▶ Instructions for the task:
From the entries below, copy every line where the string "page" appears.

▶ Raw data:
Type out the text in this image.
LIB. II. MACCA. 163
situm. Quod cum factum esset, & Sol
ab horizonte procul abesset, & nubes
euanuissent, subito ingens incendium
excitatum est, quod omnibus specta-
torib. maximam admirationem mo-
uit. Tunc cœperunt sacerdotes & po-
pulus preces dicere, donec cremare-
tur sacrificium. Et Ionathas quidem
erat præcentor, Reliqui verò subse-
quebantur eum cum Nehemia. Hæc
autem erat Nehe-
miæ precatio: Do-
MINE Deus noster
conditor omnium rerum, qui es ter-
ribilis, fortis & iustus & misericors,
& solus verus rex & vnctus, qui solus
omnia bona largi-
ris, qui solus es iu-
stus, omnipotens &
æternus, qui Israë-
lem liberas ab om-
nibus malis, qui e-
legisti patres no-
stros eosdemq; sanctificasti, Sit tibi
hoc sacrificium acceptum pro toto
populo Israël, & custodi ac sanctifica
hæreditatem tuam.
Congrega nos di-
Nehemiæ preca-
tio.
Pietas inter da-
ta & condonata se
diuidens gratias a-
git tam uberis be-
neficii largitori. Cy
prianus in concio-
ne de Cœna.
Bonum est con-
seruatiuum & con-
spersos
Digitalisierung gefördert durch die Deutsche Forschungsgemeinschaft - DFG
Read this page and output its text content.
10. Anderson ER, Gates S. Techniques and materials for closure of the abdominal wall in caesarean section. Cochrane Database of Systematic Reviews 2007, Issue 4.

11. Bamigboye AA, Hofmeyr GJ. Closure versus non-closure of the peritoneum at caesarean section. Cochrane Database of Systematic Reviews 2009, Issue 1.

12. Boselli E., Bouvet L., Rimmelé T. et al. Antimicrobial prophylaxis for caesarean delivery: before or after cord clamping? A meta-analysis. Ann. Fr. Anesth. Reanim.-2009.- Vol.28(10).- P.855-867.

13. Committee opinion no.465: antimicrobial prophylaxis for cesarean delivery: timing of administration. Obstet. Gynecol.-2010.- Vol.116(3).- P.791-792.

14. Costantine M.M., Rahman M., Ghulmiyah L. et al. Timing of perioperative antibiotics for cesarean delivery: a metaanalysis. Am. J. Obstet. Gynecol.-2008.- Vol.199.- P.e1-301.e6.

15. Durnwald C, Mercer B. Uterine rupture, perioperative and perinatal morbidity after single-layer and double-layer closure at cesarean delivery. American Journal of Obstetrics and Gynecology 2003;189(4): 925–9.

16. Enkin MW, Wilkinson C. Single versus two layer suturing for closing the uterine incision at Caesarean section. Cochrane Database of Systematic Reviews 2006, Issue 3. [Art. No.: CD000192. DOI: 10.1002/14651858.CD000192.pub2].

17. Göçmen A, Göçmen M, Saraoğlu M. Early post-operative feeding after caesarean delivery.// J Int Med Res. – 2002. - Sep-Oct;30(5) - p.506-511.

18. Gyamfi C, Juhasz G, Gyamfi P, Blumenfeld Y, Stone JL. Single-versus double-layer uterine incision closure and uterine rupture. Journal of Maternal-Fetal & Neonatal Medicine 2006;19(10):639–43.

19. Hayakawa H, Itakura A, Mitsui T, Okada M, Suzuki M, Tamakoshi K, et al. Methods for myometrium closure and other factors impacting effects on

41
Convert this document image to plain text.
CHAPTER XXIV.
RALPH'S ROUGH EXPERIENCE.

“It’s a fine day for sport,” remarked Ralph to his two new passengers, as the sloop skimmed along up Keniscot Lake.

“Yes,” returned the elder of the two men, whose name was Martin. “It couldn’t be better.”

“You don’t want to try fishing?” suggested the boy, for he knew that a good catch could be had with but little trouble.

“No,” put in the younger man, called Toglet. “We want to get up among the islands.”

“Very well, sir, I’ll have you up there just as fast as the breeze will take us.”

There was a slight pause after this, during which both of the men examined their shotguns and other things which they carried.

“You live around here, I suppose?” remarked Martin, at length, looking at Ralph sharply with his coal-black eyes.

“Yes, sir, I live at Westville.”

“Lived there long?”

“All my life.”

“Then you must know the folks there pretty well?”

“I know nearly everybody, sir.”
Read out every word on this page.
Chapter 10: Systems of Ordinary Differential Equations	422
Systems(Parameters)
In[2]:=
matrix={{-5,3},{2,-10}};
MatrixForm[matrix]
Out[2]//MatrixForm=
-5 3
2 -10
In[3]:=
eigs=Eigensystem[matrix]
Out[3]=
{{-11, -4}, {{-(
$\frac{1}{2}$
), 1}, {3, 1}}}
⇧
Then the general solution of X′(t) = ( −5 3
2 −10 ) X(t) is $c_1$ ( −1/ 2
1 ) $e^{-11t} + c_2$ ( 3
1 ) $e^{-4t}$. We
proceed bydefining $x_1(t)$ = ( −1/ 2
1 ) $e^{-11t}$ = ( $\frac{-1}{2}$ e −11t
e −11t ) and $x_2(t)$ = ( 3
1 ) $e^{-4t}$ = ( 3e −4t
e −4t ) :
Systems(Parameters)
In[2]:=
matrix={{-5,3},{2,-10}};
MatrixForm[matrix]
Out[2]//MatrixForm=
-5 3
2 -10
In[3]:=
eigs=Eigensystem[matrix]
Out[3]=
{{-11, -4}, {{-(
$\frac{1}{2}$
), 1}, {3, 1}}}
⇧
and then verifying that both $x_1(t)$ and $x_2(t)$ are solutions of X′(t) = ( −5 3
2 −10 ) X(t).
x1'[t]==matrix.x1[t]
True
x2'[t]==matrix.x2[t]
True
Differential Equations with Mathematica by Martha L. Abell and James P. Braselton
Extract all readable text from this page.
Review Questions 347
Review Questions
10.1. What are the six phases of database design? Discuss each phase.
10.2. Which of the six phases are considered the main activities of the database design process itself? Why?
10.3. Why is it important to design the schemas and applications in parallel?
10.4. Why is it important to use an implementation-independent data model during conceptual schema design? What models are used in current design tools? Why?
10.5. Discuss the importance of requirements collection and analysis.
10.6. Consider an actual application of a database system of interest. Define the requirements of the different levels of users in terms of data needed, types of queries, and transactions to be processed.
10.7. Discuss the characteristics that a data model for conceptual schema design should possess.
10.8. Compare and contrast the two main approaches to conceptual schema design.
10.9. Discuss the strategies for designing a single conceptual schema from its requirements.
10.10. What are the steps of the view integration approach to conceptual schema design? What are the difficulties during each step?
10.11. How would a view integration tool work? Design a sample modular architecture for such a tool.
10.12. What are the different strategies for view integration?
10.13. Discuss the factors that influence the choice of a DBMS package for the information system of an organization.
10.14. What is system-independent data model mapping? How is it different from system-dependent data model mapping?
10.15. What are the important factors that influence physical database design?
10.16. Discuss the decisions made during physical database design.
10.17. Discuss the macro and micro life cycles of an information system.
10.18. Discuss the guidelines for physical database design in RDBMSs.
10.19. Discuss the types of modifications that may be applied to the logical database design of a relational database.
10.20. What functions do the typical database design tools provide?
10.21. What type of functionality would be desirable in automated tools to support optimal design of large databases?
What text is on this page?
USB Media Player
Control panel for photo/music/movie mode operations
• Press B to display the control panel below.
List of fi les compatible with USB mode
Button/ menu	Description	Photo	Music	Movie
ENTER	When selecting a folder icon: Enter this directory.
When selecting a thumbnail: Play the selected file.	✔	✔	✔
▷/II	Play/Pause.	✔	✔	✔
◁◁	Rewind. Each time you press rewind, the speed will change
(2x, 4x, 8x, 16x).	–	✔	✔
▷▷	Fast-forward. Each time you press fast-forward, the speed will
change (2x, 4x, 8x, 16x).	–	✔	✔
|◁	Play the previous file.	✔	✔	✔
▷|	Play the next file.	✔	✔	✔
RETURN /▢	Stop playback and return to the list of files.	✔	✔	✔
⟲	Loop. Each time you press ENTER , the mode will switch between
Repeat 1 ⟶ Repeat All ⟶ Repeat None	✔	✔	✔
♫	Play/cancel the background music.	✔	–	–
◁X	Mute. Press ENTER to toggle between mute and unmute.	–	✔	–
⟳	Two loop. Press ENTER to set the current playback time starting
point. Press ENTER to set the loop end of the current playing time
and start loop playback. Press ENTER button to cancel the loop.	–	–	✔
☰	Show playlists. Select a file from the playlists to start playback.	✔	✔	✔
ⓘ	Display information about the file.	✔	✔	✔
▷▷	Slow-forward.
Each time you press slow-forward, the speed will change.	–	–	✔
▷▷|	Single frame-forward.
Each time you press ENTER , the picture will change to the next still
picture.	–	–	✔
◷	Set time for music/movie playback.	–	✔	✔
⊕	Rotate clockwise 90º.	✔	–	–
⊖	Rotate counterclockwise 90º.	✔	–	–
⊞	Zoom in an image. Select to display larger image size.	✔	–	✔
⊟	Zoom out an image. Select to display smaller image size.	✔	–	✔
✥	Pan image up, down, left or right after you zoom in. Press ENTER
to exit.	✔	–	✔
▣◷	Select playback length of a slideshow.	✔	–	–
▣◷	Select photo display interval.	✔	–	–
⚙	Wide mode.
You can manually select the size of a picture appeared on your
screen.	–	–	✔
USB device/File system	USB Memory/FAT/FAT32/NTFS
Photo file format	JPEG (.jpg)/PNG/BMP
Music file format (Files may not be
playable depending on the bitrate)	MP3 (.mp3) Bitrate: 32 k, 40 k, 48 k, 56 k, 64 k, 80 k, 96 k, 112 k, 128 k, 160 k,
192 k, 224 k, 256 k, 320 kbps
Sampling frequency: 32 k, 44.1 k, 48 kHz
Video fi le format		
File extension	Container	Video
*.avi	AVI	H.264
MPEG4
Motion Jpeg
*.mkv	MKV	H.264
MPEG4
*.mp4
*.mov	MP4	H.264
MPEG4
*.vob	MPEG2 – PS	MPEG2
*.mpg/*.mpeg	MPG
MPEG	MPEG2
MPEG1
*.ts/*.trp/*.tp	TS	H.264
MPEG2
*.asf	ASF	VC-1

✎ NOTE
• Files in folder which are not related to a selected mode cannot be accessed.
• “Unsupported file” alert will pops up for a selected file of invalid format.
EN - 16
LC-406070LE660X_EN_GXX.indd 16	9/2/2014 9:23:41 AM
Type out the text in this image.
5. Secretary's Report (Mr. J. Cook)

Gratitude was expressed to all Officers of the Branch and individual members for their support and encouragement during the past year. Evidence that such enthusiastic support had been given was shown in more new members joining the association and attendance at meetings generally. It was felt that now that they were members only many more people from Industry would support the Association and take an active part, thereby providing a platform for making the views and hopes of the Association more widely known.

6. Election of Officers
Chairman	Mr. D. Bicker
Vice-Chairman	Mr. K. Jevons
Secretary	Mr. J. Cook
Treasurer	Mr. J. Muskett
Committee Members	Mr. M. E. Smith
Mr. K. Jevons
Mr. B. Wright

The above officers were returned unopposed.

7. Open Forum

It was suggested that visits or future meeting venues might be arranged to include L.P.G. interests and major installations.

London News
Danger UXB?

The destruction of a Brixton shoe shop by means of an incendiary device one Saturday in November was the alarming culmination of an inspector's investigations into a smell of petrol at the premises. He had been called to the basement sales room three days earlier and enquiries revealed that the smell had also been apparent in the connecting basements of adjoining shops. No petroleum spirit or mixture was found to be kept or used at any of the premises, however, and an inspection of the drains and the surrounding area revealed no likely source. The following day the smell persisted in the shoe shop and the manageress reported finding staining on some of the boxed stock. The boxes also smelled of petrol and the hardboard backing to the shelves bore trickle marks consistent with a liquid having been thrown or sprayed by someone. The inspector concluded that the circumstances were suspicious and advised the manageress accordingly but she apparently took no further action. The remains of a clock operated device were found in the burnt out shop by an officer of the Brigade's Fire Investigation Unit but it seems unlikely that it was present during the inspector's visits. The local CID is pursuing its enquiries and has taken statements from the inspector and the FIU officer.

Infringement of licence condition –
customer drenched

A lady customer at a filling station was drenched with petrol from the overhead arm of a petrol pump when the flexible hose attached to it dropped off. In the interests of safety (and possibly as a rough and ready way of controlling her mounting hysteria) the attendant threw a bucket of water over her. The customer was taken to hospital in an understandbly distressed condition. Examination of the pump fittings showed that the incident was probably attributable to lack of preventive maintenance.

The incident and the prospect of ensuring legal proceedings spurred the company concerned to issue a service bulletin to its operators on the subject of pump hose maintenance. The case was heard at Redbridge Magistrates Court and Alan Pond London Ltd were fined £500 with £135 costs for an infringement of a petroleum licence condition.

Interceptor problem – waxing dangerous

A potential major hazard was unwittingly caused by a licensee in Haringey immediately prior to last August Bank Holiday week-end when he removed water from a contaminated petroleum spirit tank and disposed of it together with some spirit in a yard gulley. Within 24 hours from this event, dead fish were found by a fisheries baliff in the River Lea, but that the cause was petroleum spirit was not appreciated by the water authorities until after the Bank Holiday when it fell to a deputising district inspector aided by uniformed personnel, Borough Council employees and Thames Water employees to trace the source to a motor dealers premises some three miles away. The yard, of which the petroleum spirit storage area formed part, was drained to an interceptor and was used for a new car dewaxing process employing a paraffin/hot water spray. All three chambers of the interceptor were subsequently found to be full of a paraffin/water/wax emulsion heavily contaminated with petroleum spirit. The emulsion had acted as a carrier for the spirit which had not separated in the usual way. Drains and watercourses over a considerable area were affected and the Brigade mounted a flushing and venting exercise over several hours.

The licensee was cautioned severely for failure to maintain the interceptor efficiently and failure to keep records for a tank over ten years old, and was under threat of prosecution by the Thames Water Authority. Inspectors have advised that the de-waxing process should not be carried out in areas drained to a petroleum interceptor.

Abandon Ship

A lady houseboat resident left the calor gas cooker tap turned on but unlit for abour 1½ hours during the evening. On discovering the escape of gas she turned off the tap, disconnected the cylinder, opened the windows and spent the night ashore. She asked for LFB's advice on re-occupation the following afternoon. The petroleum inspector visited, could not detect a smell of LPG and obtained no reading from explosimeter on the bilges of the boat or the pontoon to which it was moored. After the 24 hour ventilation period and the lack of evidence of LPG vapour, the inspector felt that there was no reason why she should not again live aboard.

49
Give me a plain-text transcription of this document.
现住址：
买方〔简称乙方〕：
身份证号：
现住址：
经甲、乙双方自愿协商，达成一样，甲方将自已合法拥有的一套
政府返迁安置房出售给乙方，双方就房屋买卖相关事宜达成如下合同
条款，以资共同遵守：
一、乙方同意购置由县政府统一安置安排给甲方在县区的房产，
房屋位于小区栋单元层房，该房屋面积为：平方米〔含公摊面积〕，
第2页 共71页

▶ Result of this exercise:
Read this page and output its text content.
Read out every word on this page.
Extract all readable text from this page.
What text is on this page?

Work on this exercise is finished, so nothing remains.